→ WRITTEN EXERCISE
Print all entries word for word.

***** DATA FOR THE TASK

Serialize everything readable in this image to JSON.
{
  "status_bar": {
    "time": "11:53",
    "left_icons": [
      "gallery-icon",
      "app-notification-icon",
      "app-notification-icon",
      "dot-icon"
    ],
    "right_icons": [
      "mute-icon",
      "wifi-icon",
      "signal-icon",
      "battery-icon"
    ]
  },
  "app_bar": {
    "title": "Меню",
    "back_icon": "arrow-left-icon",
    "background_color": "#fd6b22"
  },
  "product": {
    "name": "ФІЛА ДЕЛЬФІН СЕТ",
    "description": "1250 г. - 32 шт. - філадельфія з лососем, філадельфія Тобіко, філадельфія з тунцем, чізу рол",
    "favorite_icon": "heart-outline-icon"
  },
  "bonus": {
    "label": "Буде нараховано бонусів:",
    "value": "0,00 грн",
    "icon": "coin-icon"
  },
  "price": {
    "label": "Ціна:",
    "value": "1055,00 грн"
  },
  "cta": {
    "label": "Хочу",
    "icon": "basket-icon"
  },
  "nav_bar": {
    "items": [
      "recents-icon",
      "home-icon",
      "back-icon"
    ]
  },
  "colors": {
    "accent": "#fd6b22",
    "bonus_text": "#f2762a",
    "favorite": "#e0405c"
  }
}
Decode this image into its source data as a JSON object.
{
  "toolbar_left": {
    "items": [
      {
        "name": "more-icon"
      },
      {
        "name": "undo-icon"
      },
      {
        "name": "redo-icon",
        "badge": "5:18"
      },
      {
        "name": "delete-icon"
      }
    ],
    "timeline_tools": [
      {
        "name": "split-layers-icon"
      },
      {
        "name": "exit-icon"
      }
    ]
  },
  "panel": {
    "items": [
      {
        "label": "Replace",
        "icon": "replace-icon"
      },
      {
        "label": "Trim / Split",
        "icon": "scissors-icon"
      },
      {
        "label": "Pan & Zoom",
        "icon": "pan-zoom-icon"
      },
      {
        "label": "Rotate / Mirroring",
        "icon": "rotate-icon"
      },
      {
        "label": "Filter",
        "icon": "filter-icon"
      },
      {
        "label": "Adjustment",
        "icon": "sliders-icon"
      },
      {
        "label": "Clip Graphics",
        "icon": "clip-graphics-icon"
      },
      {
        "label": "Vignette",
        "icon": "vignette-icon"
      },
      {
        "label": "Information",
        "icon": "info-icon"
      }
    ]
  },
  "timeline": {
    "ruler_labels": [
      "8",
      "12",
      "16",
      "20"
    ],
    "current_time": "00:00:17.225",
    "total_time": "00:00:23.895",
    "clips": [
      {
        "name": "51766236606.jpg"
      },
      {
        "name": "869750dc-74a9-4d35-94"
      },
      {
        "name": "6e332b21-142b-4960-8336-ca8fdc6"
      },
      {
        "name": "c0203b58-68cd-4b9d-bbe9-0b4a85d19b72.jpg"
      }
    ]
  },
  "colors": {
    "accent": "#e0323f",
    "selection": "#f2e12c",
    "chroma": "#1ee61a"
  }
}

**********

→ EXERCISE ANSWER
Serialize everything readable in this image to JSON.
{
  "status_bar": {
    "time": "11:53",
    "left_icons": [
      "gallery-icon",
      "app-notification-icon",
      "app-notification-icon",
      "dot-icon"
    ],
    "right_icons": [
      "mute-icon",
      "wifi-icon",
      "signal-icon",
      "battery-icon"
    ]
  },
  "app_bar": {
    "title": "Меню",
    "back_icon": "arrow-left-icon",
    "background_color": "#fd6b22"
  },
  "product": {
    "name": "ФІЛА ДЕЛЬФІН СЕТ",
    "description": "1250 г. - 32 шт. - філадельфія з лососем, філадельфія Тобіко, філадельфія з тунцем, чізу рол",
    "favorite_icon": "heart-outline-icon"
  },
  "bonus": {
    "label": "Буде нараховано бонусів:",
    "value": "0,00 грн",
    "icon": "coin-icon"
  },
  "price": {
    "label": "Ціна:",
    "value": "1055,00 грн"
  },
  "cta": {
    "label": "Хочу",
    "icon": "basket-icon"
  },
  "nav_bar": {
    "items": [
      "recents-icon",
      "home-icon",
      "back-icon"
    ]
  },
  "colors": {
    "accent": "#fd6b22",
    "bonus_text": "#f2762a",
    "favorite": "#e0405c"
  }
}
Decode this image into its source data as a JSON object.
{
  "toolbar_left": {
    "items": [
      {
        "name": "more-icon"
      },
      {
        "name": "undo-icon"
      },
      {
        "name": "redo-icon",
        "badge": "5:18"
      },
      {
        "name": "delete-icon"
      }
    ],
    "timeline_tools": [
      {
        "name": "split-layers-icon"
      },
      {
        "name": "exit-icon"
      }
    ]
  },
  "panel": {
    "items": [
      {
        "label": "Replace",
        "icon": "replace-icon"
      },
      {
        "label": "Trim / Split",
        "icon": "scissors-icon"
      },
      {
        "label": "Pan & Zoom",
        "icon": "pan-zoom-icon"
      },
      {
        "label": "Rotate / Mirroring",
        "icon": "rotate-icon"
      },
      {
        "label": "Filter",
        "icon": "filter-icon"
      },
      {
        "label": "Adjustment",
        "icon": "sliders-icon"
      },
      {
        "label": "Clip Graphics",
        "icon": "clip-graphics-icon"
      },
      {
        "label": "Vignette",
        "icon": "vignette-icon"
      },
      {
        "label": "Information",
        "icon": "info-icon"
      }
    ]
  },
  "timeline": {
    "ruler_labels": [
      "8",
      "12",
      "16",
      "20"
    ],
    "current_time": "00:00:17.225",
    "total_time": "00:00:23.895",
    "clips": [
      {
        "name": "51766236606.jpg"
      },
      {
        "name": "869750dc-74a9-4d35-94"
      },
      {
        "name": "6e332b21-142b-4960-8336-ca8fdc6"
      },
      {
        "name": "c0203b58-68cd-4b9d-bbe9-0b4a85d19b72.jpg"
      }
    ]
  },
  "colors": {
    "accent": "#e0323f",
    "selection": "#f2e12c",
    "chroma": "#1ee61a"
  }
}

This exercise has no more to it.